▶ **THE REQUEST**: Report how many lines hold the word "pandorafms"; give nothing but the number.

-- start PROVIDED INFORMATION --

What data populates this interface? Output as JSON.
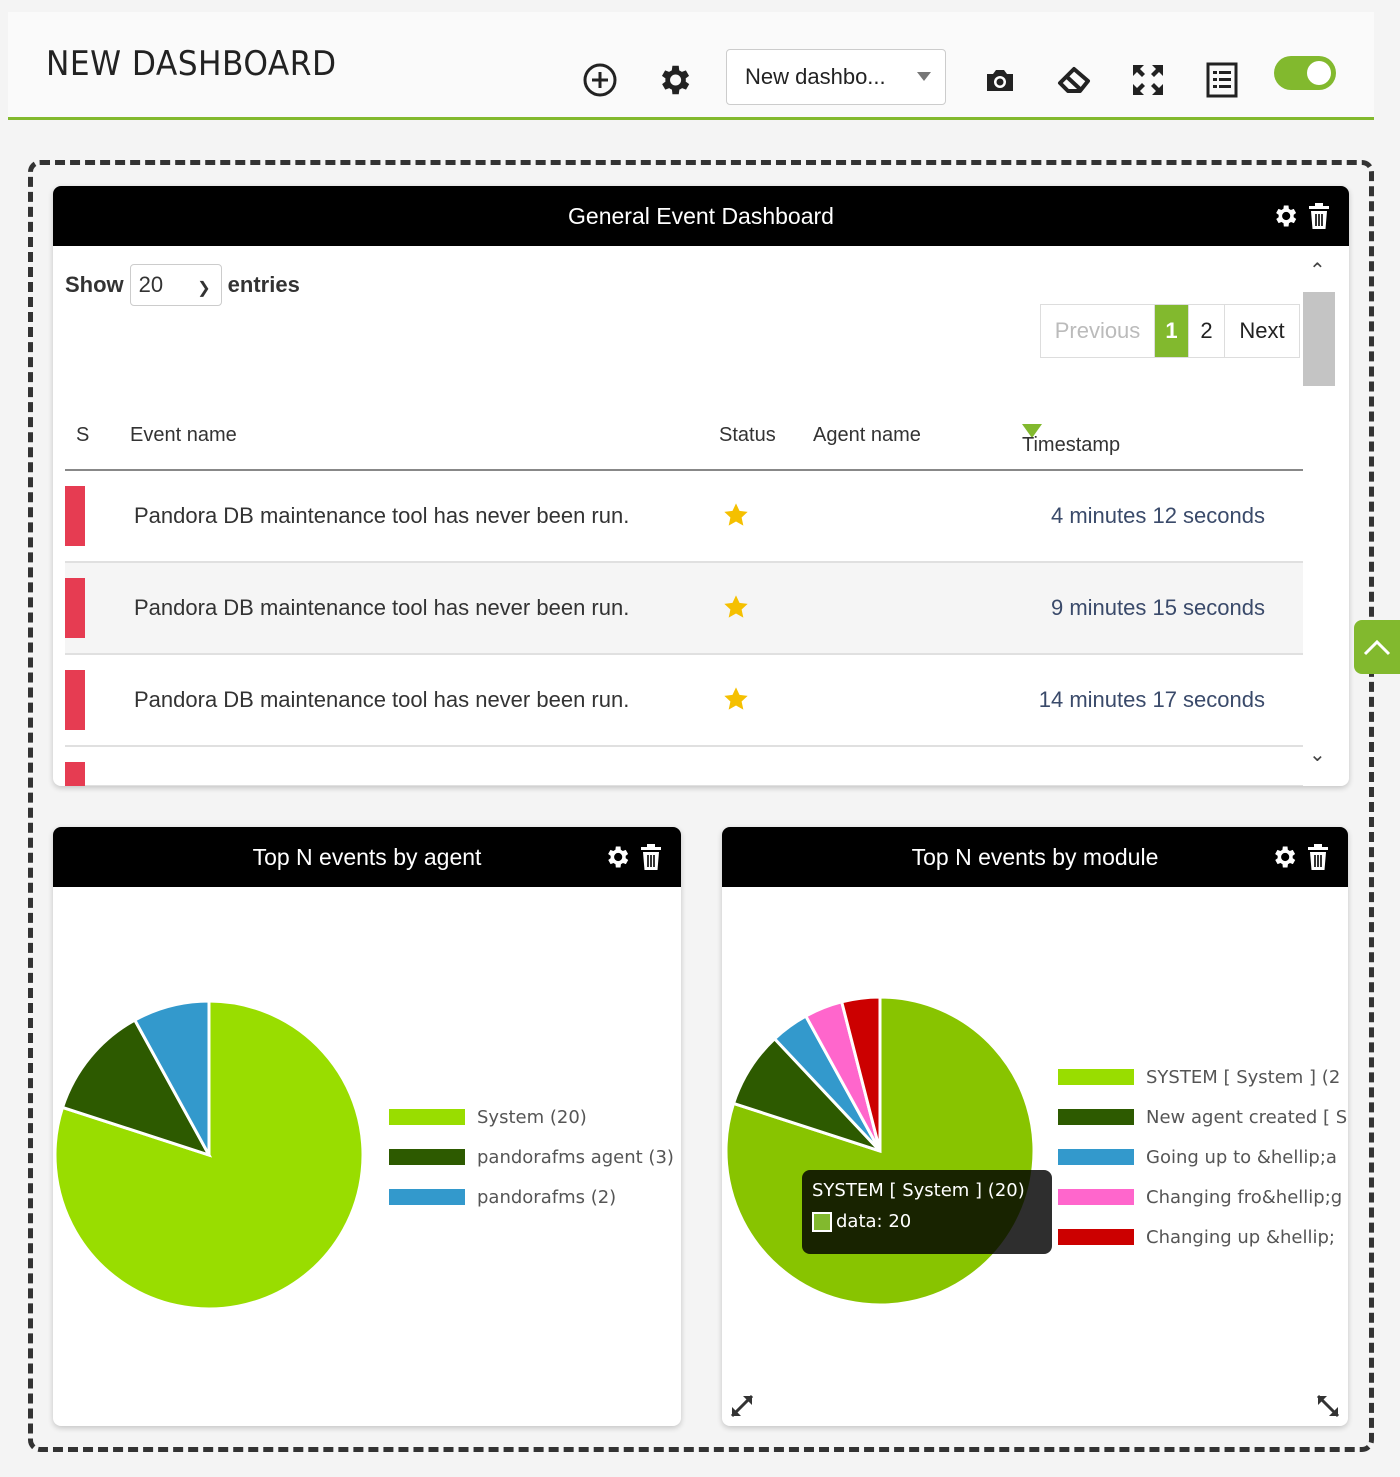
{
  "header": {
    "title": "NEW DASHBOARD",
    "dashboard_select": "New dashbo...",
    "icons": [
      "add-circle-icon",
      "gear-icon",
      "camera-icon",
      "eraser-icon",
      "fullscreen-icon",
      "list-icon",
      "toggle-switch"
    ],
    "accent": "#82b92e"
  },
  "events_widget": {
    "title": "General Event Dashboard",
    "show_label": "Show",
    "show_value": "20",
    "entries_label": "entries",
    "pager": {
      "previous": "Previous",
      "page1": "1",
      "page2": "2",
      "next": "Next"
    },
    "columns": {
      "s": "S",
      "event_name": "Event name",
      "status": "Status",
      "agent_name": "Agent name",
      "timestamp": "Timestamp"
    },
    "rows": [
      {
        "event": "Pandora DB maintenance tool has never been run.",
        "timestamp": "4 minutes 12 seconds"
      },
      {
        "event": "Pandora DB maintenance tool has never been run.",
        "timestamp": "9 minutes 15 seconds"
      },
      {
        "event": "Pandora DB maintenance tool has never been run.",
        "timestamp": "14 minutes 17 seconds"
      }
    ],
    "severity_color": "#e63c52"
  },
  "agent_widget": {
    "title": "Top N events by agent",
    "legend": [
      {
        "label": "System (20)",
        "color": "#99dd00"
      },
      {
        "label": "pandorafms agent (3)",
        "color": "#2d5a00"
      },
      {
        "label": "pandorafms (2)",
        "color": "#3399cc"
      }
    ]
  },
  "module_widget": {
    "title": "Top N events by module",
    "legend": [
      {
        "label": "SYSTEM [ System ] (2",
        "color": "#99dd00"
      },
      {
        "label": "New agent created [ S",
        "color": "#2d5a00"
      },
      {
        "label": "Going up to &hellip;a",
        "color": "#3399cc"
      },
      {
        "label": "Changing fro&hellip;g",
        "color": "#ff66cc"
      },
      {
        "label": "Changing up &hellip;",
        "color": "#cc0000"
      }
    ],
    "tooltip": {
      "title": "SYSTEM [ System ] (20)",
      "value": "data: 20"
    }
  },
  "chart_data": [
    {
      "type": "pie",
      "categories": [
        "System",
        "pandorafms agent",
        "pandorafms"
      ],
      "values": [
        20,
        3,
        2
      ]
    },
    {
      "type": "pie",
      "categories": [
        "SYSTEM [ System ]",
        "New agent created",
        "Going up to",
        "Changing fro",
        "Changing up"
      ],
      "values": [
        20,
        2,
        1,
        1,
        1
      ]
    }
  ]
}
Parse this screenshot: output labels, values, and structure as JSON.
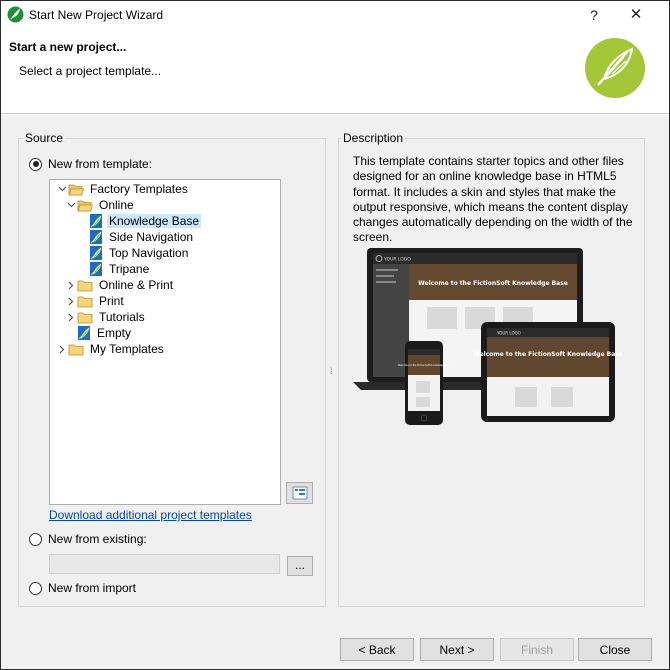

-- end PROVIDED INFORMATION --

▶ **THE REPLY**: 4